--- Start Exercise materials ---

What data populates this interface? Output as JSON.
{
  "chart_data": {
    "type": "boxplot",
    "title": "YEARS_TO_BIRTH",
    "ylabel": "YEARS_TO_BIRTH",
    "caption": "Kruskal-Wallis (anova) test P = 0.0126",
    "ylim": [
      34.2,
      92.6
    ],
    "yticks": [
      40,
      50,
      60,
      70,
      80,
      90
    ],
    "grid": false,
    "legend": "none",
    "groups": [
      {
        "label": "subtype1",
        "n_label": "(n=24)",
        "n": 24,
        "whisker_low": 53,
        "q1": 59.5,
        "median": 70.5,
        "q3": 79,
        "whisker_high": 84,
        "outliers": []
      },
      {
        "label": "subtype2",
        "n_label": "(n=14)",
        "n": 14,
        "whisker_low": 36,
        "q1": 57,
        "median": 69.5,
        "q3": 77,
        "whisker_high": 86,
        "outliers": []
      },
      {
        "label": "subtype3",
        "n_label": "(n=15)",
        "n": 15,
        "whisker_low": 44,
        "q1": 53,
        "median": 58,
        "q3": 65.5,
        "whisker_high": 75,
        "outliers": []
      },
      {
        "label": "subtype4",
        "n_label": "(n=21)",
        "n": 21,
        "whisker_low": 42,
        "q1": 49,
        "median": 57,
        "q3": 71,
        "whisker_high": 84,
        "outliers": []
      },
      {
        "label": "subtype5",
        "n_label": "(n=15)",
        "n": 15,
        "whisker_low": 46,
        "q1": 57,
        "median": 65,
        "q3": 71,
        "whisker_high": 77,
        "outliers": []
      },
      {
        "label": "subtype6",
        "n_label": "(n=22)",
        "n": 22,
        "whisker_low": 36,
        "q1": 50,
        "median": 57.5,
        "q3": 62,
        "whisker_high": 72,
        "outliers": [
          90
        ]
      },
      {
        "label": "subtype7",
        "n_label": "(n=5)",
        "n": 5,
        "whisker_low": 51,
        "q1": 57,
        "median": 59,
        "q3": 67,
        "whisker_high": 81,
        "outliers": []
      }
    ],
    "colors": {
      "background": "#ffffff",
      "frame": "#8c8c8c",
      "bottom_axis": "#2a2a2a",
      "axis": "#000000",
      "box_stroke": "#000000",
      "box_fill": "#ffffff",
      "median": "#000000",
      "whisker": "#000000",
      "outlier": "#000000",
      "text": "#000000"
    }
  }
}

--- End Exercise materials ---

Short exercise: Identify each line in the records above containing the word "median"; copy those lines.

Finished answer:
        "median": 70.5,
        "median": 69.5,
        "median": 58,
        "median": 57,
        "median": 65,
        "median": 57.5,
        "median": 59,
      "median": "#000000",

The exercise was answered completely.